WHAT TO DO:
1: Give the rows between the lines holding "show-values-inline-icon[interactable] bbox=[175, 379, 201, 405]" and "force-step-into-icon[interactable] bbox=[237, 152, 259, 174]", inclusive, as a Markdown table with the columns Index and Line, leaving out any blank lines.
2: Carry on the mailing-list reply about the queue spinlock patch from the point where it stops.

# start of READING PASSAGE

[<prev] [next>] [<thread-prev] [thread-next>] [day] [month] [year] [list]
Message-ID: <51FACE78.9070901@hp.com>
Date: Thu, 01 Aug 2013 17:09:12 -0400
From: Waiman Long <waiman.long@...com>
To: Raghavendra K T <raghavendra.kt@...ux.vnet.ibm.com>
CC: Thomas Gleixner <tglx@...utronix.de>,
Ingo Molnar <mingo@...hat.com>,
"H. Peter Anvin" <hpa@...or.com>, Arnd Bergmann <arnd@...db.de>,
linux-arch@...r.kernel.org, x86@...nel.org,
linux-kernel@...r.kernel.org,
Peter Zijlstra <peterz@...radead.org>,
Steven Rostedt <rostedt@...dmis.org>,
Andrew Morton <akpm@...ux-foundation.org>,
Richard Weinberger <richard@....at>,
Catalin Marinas <catalin.marinas@....com>,
Greg Kroah-Hartman <gregkh@...uxfoundation.org>,
Matt Fleming <matt.fleming@...el.com>,
Herbert Xu <herbert@...dor.apana.org.au>,
Akinobu Mita <akinobu.mita@...il.com>,
Rusty Russell <rusty@...tcorp.com.au>,
Michel Lespinasse <walken@...gle.com>,
Andi Kleen <andi@...stfloor.org>,
Rik van Riel <riel@...hat.com>,
"Paul E. McKenney" <paulmck@...ux.vnet.ibm.com>,
Linus Torvalds <torvalds@...ux-foundation.org>,
George Spelvin <linux@...izon.com>,
Harvey Harrison <harvey.harrison@...il.com>,
"Chandramouleeswaran, Aswin" <aswin@...com>,
"Norton, Scott J" <scott.norton@...com>
Subject: Re: [PATCH RFC 1/2] qspinlock: Introducing a 4-byte queue spinlock
implementation
On 08/01/2013 04:23 PM, Raghavendra K T wrote:
> On 08/01/2013 08:07 AM, Waiman Long wrote:
>>
>> +}
>> +/**
>> + * queue_spin_trylock - try to acquire the queue spinlock
>> + * @lock : Pointer to queue spinlock structure
>> + * Return: 1 if lock acquired, 0 if failed
>> + */
>> +static __always_inline int queue_spin_trylock(struct qspinlock *lock)
>> +{
>> + if (!queue_spin_is_contended(lock) && (xchg(&lock->locked, 1) ==
>> 0))
>> + return 1;
>> + return 0;
>> +}
>> +
>> +/**
>> + * queue_spin_lock - acquire a queue spinlock
>> + * @lock: Pointer to queue spinlock structure
>> + */
>> +static __always_inline void queue_spin_lock(struct qspinlock *lock)
>> +{
>> + if (likely(queue_spin_trylock(lock)))
>> + return;
>> + queue_spin_lock_slowpath(lock);
>> +}
>
> quickly falling into slowpath may hurt performance in some cases. no?
Failing the trylock means that the process is likely to wait. I do retry
one more time in the slowpath before waiting in the queue.
> Instead, I tried something like this:
>
> #define SPIN_THRESHOLD 64
>
> static __always_inline void queue_spin_lock(struct qspinlock *lock)

# end of READING PASSAGE
# start of ENTRIES SUPPLIED

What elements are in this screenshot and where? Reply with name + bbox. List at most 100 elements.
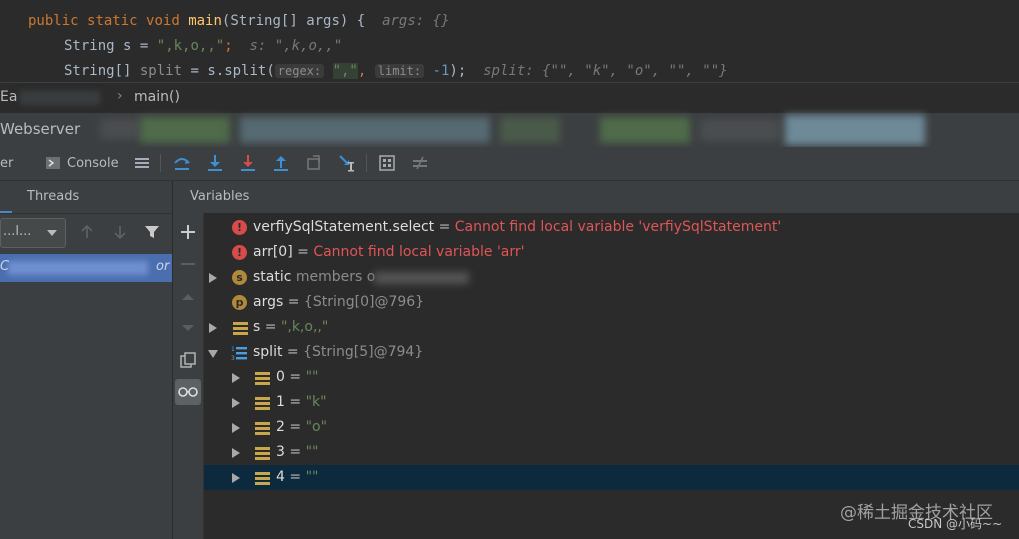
show-values-inline-icon[interactable] bbox=[175, 379, 201, 405]
move-down-icon[interactable] bbox=[175, 315, 201, 341]
variable-row[interactable]: 13 split = {String[5]@794} bbox=[204, 340, 1019, 365]
variable-row[interactable]: ! verfiySqlStatement.select = Cannot fin… bbox=[204, 215, 1019, 240]
close-paren: ); bbox=[449, 63, 467, 79]
redacted-area bbox=[600, 117, 690, 143]
thread-select[interactable]: ...l... bbox=[0, 218, 66, 248]
variable-row[interactable]: 0 = "" bbox=[204, 365, 1019, 390]
inline-value-hint: split: {"", "k", "o", "", ""} bbox=[483, 63, 728, 79]
force-step-into-icon[interactable] bbox=[237, 152, 259, 174]
variable-entry: static members o bbox=[253, 265, 375, 290]
variable-value: "o" bbox=[305, 419, 328, 435]
field-icon bbox=[233, 322, 248, 337]
variable-value: "" bbox=[305, 469, 319, 485]
error-icon: ! bbox=[232, 245, 247, 260]
variables-tree[interactable]: ! verfiySqlStatement.select = Cannot fin… bbox=[204, 213, 1019, 539]
code-line-2[interactable]: String s = ",k,o,,"; s: ",k,o,," bbox=[64, 34, 342, 58]
variable-entry: verfiySqlStatement.select = Cannot find … bbox=[253, 215, 781, 240]
variable-row[interactable]: 1 = "k" bbox=[204, 390, 1019, 415]
chevron-right-icon: › bbox=[117, 88, 123, 104]
move-up-icon[interactable] bbox=[175, 284, 201, 310]
expand-arrow-icon[interactable] bbox=[232, 398, 240, 408]
toolbar-separator bbox=[366, 154, 367, 172]
code-editor[interactable]: public static void main(String[] args) {… bbox=[0, 0, 1019, 82]
inline-value-hint: s: ",k,o,," bbox=[249, 38, 343, 54]
breadcrumb-method[interactable]: main() bbox=[134, 89, 180, 105]
variable-row[interactable]: s = ",k,o,," bbox=[204, 315, 1019, 340]
variable-entry: 3 = "" bbox=[276, 440, 318, 465]
variable-row[interactable]: 3 = "" bbox=[204, 440, 1019, 465]
equals: = bbox=[286, 344, 299, 360]
comma: , bbox=[357, 63, 367, 79]
trace-icon[interactable] bbox=[409, 152, 431, 174]
add-watch-icon[interactable] bbox=[175, 219, 201, 245]
expand-arrow-icon[interactable] bbox=[232, 473, 240, 483]
tab-debugger[interactable]: er bbox=[0, 147, 13, 180]
redacted-area bbox=[700, 119, 780, 141]
arrow-up-icon[interactable] bbox=[79, 224, 95, 244]
keyword: void bbox=[146, 13, 180, 29]
code-line-3[interactable]: String[] split = s.split(regex: ",", lim… bbox=[64, 59, 728, 83]
field-icon bbox=[255, 447, 270, 462]
variable-entry: 0 = "" bbox=[276, 365, 318, 390]
code-line-1[interactable]: public static void main(String[] args) {… bbox=[28, 9, 450, 33]
variable-row[interactable]: s static members o bbox=[204, 265, 1019, 290]
tab-console[interactable]: Console bbox=[67, 147, 119, 180]
run-config-title[interactable]: Webserver bbox=[0, 120, 80, 138]
redacted-area bbox=[100, 119, 140, 139]
arrow-down-icon[interactable] bbox=[112, 224, 128, 244]
layout-icon[interactable] bbox=[131, 152, 153, 174]
redacted-text bbox=[20, 91, 100, 105]
variable-name: split bbox=[253, 344, 283, 360]
equals: = bbox=[289, 469, 302, 485]
step-into-icon[interactable] bbox=[204, 152, 226, 174]
run-to-cursor-icon[interactable] bbox=[336, 152, 358, 174]
variable-name: arr[0] bbox=[253, 244, 293, 260]
remove-watch-icon[interactable] bbox=[175, 251, 201, 277]
expand-arrow-icon[interactable] bbox=[209, 323, 217, 333]
variable-row[interactable]: ! arr[0] = Cannot find local variable 'a… bbox=[204, 240, 1019, 265]
expand-arrow-icon[interactable] bbox=[232, 423, 240, 433]
step-out-icon[interactable] bbox=[270, 152, 292, 174]
step-over-icon[interactable] bbox=[171, 152, 193, 174]
copy-icon[interactable] bbox=[175, 347, 201, 373]
semicolon: ; bbox=[224, 38, 233, 54]
number-literal: -1 bbox=[432, 63, 450, 79]
array-icon: 13 bbox=[231, 345, 247, 362]
variable-value: "k" bbox=[305, 394, 327, 410]
drop-frame-icon[interactable] bbox=[303, 152, 325, 174]
collapse-arrow-icon[interactable] bbox=[208, 350, 218, 358]
console-icon[interactable] bbox=[42, 152, 64, 174]
filter-icon[interactable] bbox=[144, 224, 160, 244]
field-icon bbox=[255, 472, 270, 487]
expand-arrow-icon[interactable] bbox=[232, 448, 240, 458]
svg-text:1: 1 bbox=[231, 346, 235, 353]
variables-side-toolbar bbox=[173, 213, 204, 539]
variable-name: 1 bbox=[276, 394, 285, 410]
redacted-text bbox=[374, 272, 469, 284]
evaluate-expression-icon[interactable] bbox=[376, 152, 398, 174]
watermark: CSDN @小码~~ bbox=[908, 517, 1003, 531]
redacted-area bbox=[140, 117, 230, 143]
variable-name: 2 bbox=[276, 419, 285, 435]
breadcrumb-class[interactable]: Ea bbox=[0, 89, 17, 105]
frames-header: Threads bbox=[0, 181, 172, 214]
variable-value: ",k,o,," bbox=[280, 319, 329, 335]
variable-name: 4 bbox=[276, 469, 285, 485]
equals: = bbox=[287, 294, 300, 310]
frame-item-selected[interactable]: C or bbox=[0, 254, 172, 282]
variable-entry: arr[0] = Cannot find local variable 'arr… bbox=[253, 240, 525, 265]
tab-threads[interactable]: Threads bbox=[27, 189, 79, 204]
expand-arrow-icon[interactable] bbox=[232, 373, 240, 383]
operator: = bbox=[139, 38, 149, 54]
keyword: static bbox=[87, 13, 138, 29]
variable-row[interactable]: 2 = "o" bbox=[204, 415, 1019, 440]
variable-row[interactable]: p args = {String[0]@796} bbox=[204, 290, 1019, 315]
var-name: split bbox=[139, 63, 183, 79]
expand-arrow-icon[interactable] bbox=[209, 273, 217, 283]
operator: = bbox=[190, 63, 199, 79]
breadcrumb: Ea › main() bbox=[0, 82, 1019, 113]
variable-row-selected[interactable]: 4 = "" bbox=[204, 465, 1019, 490]
field-icon bbox=[255, 397, 270, 412]
active-tab-indicator bbox=[0, 211, 12, 213]
chevron-down-icon bbox=[47, 230, 57, 236]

# end of ENTRIES SUPPLIED

TASK ANSWERS:
1:
| Index | Line |
|---|---|
| 1 | show-values-inline-icon[interactable] bbox=[175, 379, 201, 405] |
| 2 | move-down-icon[interactable] bbox=[175, 315, 201, 341] |
| 3 | variable-row[interactable]: 13 split = {String[5]@794} bbox=[204, 340, 1019, 365] |
| 4 | variable-row[interactable]: ! verfiySqlStatement.select = Cannot fin… bbox=[204, 215, 1019, 240] |
| 5 | close-paren: ); bbox=[449, 63, 467, 79] |
| 6 | redacted-area bbox=[600, 117, 690, 143] |
| 7 | thread-select[interactable]: ...l... bbox=[0, 218, 66, 248] |
| 8 | variable-row[interactable]: 0 = "" bbox=[204, 365, 1019, 390] |
| 9 | inline-value-hint: split: {"", "k", "o", "", ""} bbox=[483, 63, 728, 79] |
| 10 | force-step-into-icon[interactable] bbox=[237, 152, 259, 174] |

2:
> {
> unsigned count = SPIN_THRESHOLD;
> do {
> if (likely(queue_spin_trylock(lock)))
> return;
> cpu_relax();
> } while (count--);
> queue_spin_lock_slowpath(lock);
> }
>
> Though I could see some gains in overcommit, but it hurted undercommit
> in some workloads :(.
The gcc 4.4.7 compiler that I used in my test machine has the tendency
of allocating stack space for variables instead of using registers when
a loop is present. So I try to avoid having loop in the fast path. Also
the count itself is rather arbitrary. For the first pass, I would like
to make thing simple. We can always enhance it once it is accepted and
merged.
>
>>
>> +/**
>> + * queue_trylock - try to acquire the lock bit ignoring the qcode in
>> lock
>> + * @lock: Pointer to queue spinlock structure
>> + * Return: 1 if lock acquired, 0 if failed
>> + */
>> +static __always_inline int queue_trylock(struct qspinlock *lock)
>> +{
>> + if (!ACCESS_ONCE(lock->locked) && (xchg(&lock->locked, 1) == 0))
>> + return 1;
>> + return 0;
>> +}
>
> It took long time for me to confirm myself that,
> this is being used when we exhaust all the nodes. But not sure of
> any better name so that it does not confuse with queue_spin_trylock.
> anyway, they are in different files :).
>
Yes, I know it is confusing. I will change the name to make it more
explicit.
>
> Result:
> sandybridge 32 cpu/ 16 core (HT on) 2 node machine with 16 vcpu kvm
> guests.
>
> In general, I am seeing undercommit loads are getting benefited by the
> patches.
>
> base = 3.11-rc1
> patched = base + qlock
> +----+-----------+-----------+-----------+------------+-----------+
> hackbench (time in sec lower is better)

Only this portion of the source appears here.